━━━ Supplied records ━━━

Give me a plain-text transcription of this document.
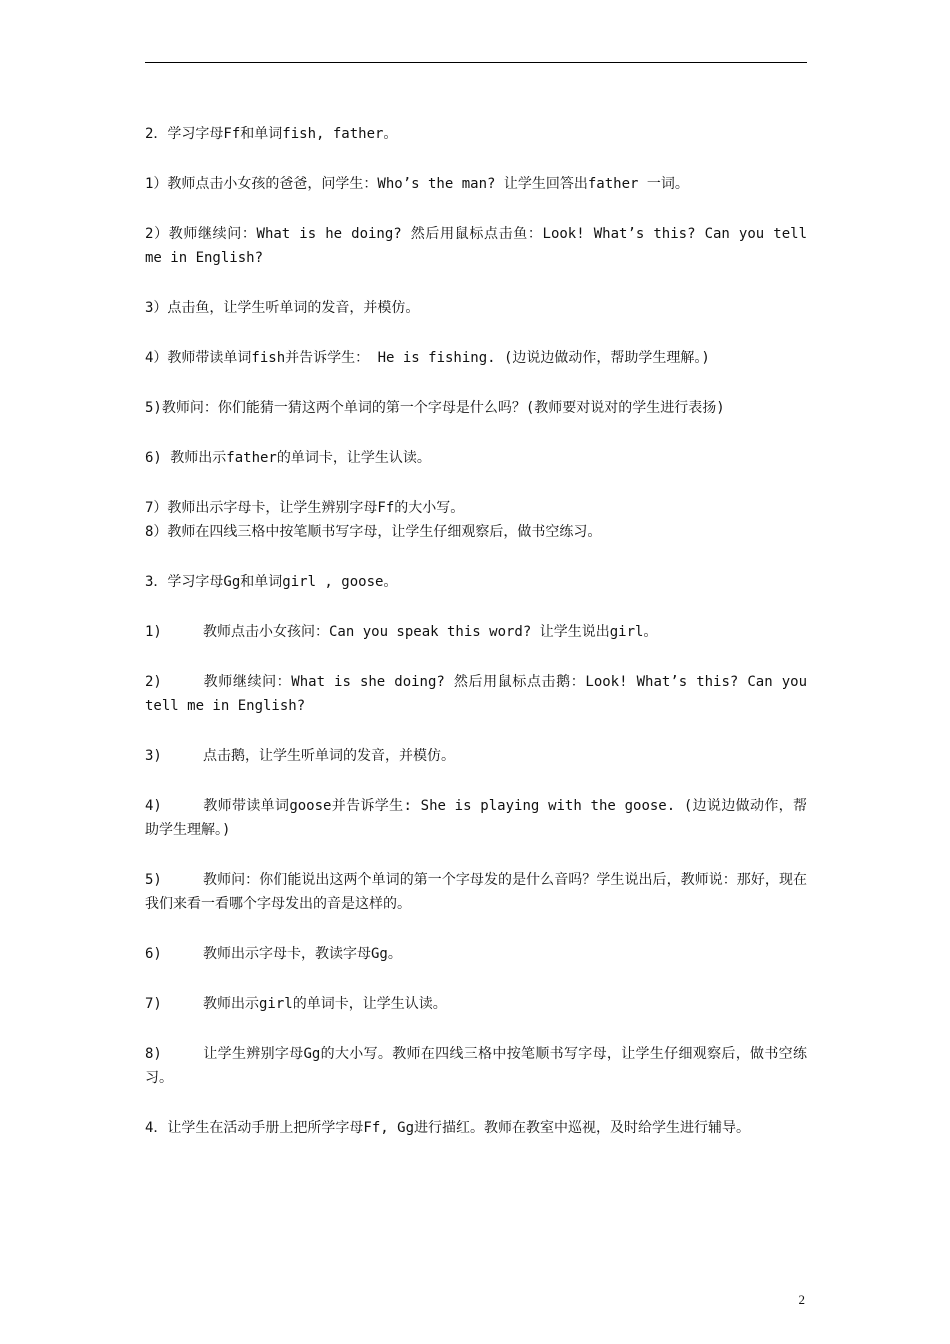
2．学习字母Ff和单词fish, father。

1）教师点击小女孩的爸爸，问学生：Who’s the man? 让学生回答出father 一词。

2）教师继续问：What is he doing? 然后用鼠标点击鱼：Look! What’s this? Can you tell me in English?

3）点击鱼，让学生听单词的发音，并模仿。

4）教师带读单词fish并告诉学生： He is fishing. (边说边做动作，帮助学生理解。)

5)教师问：你们能猜一猜这两个单词的第一个字母是什么吗？(教师要对说对的学生进行表扬)

6) 教师出示father的单词卡，让学生认读。

7）教师出示字母卡，让学生辨别字母Ff的大小写。

8）教师在四线三格中按笔顺书写字母，让学生仔细观察后，做书空练习。

3．学习字母Gg和单词girl , goose。

1)	教师点击小女孩问：Can you speak this word? 让学生说出girl。

2)	教师继续问：What is she doing? 然后用鼠标点击鹅：Look! What’s this? Can you tell me in English?

3)	点击鹅，让学生听单词的发音，并模仿。

4)	教师带读单词goose并告诉学生: She is playing with the goose. (边说边做动作，帮助学生理解。)

5)	教师问：你们能说出这两个单词的第一个字母发的是什么音吗？学生说出后，教师说：那好，现在我们来看一看哪个字母发出的音是这样的。

6)	教师出示字母卡，教读字母Gg。

7)	教师出示girl的单词卡，让学生认读。

8)	让学生辨别字母Gg的大小写。教师在四线三格中按笔顺书写字母，让学生仔细观察后，做书空练习。

4．让学生在活动手册上把所学字母Ff, Gg进行描红。教师在教室中巡视，及时给学生进行辅导。

2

━━━

* _What you have to do_
Search the records for the word "教师出示字母卡", then list every line that has it.

* _Solution for this problem_
7）教师出示字母卡，让学生辨别字母Ff的大小写。
6)	教师出示字母卡，教读字母Gg。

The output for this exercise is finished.